- PROBLEM DETAILS
Going through the material below, please gather all lines with the word "historia" in them.
+++ RECORDS FOR THIS TASK +++
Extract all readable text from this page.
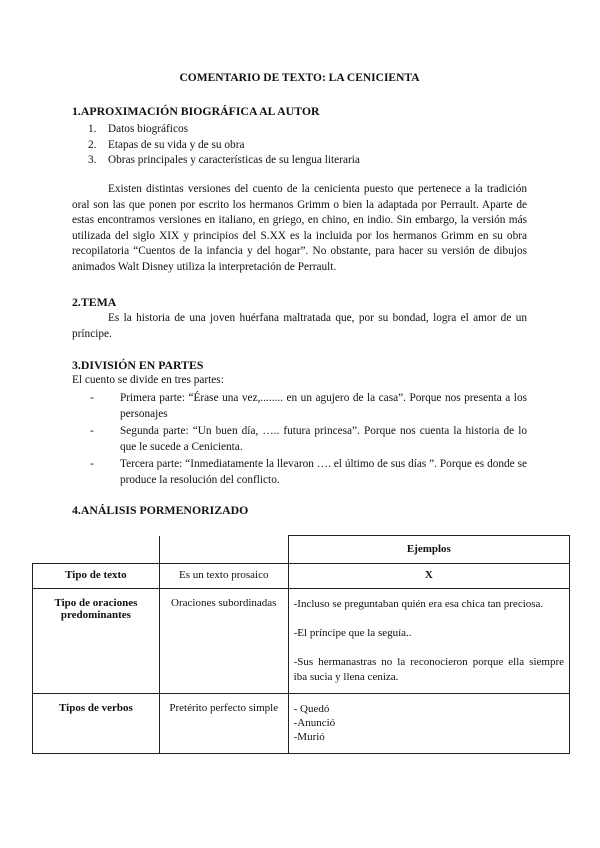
COMENTARIO DE TEXTO: LA CENICIENTA
1.APROXIMACIÓN BIOGRÁFICA AL AUTOR
1. Datos biográficos
2. Etapas de su vida y de su obra
3. Obras principales y características de su lengua literaria

Existen distintas versiones del cuento de la cenicienta puesto que pertenece a la tradición oral son las que ponen por escrito los hermanos Grimm o bien la adaptada por Perrault. Aparte de estas encontramos versiones en italiano, en griego, en chino, en indio. Sin embargo, la versión más utilizada del siglo XIX y principios del S.XX es la incluida por los hermanos Grimm en su obra recopilatoria “Cuentos de la infancia y del hogar”. No obstante, para hacer su versión de dibujos animados Walt Disney utiliza la interpretación de Perrault.

2.TEMA

Es la historia de una joven huérfana maltratada que, por su bondad, logra el amor de un príncipe.

3.DIVISIÓN EN PARTES
El cuento se divide en tres partes:
- Primera parte: “Érase una vez,........ en un agujero de la casa”. Porque nos presenta a los personajes
- Segunda parte: “Un buen día, ….. futura princesa”. Porque nos cuenta la historia de lo que le sucede a Cenicienta.
- Tercera parte: “Inmediatamente la llevaron …. el último de sus días ”. Porque es donde se produce la resolución del conflicto.
4.ANÁLISIS PORMENORIZADO
		Ejemplos
Tipo de texto	Es un texto prosaico	X
Tipo de oraciones predominantes	Oraciones subordinadas	-Incluso se preguntaban quién era esa chica tan preciosa.
-El príncipe que la seguía..
-Sus hermanastras no la reconocieron porque ella siempre iba sucia y llena ceniza.

Tipos de verbos	Pretérito perfecto simple	- Quedó
-Anunció
-Murió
+++
- TASK SOLUTION
Es la historia de una joven huérfana maltratada que, por su bondad, logra el amor de un príncipe.
- Segunda parte: “Un buen día, ….. futura princesa”. Porque nos cuenta la historia de lo que le sucede a Cenicienta.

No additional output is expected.